▶ **Directive**: Reproduce every line in the listing that contains the word "ülikonda".
____________
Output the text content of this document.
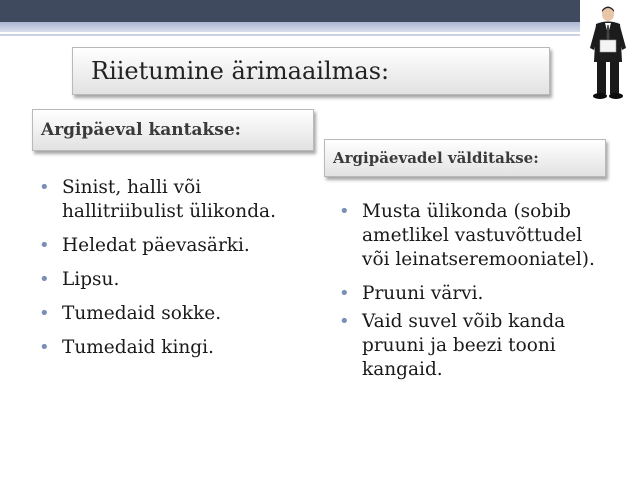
Riietumine ärimaailmas:
Argipäeval kantakse:
Argipäevadel välditakse:
• Sinist, halli või hallitriibulist ülikonda.
• Heledat päevasärki.
• Lipsu.
• Tumedaid sokke.
• Tumedaid kingi.
• Musta ülikonda (sobib ametlikel vastuvõttudel või leinatseremooniatel).
• Pruuni värvi.
• Vaid suvel võib kanda pruuni ja beezi tooni kangaid.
____________
▶ **Exercise answer**:
• Sinist, halli või hallitriibulist ülikonda.
• Musta ülikonda (sobib ametlikel vastuvõttudel või leinatseremooniatel).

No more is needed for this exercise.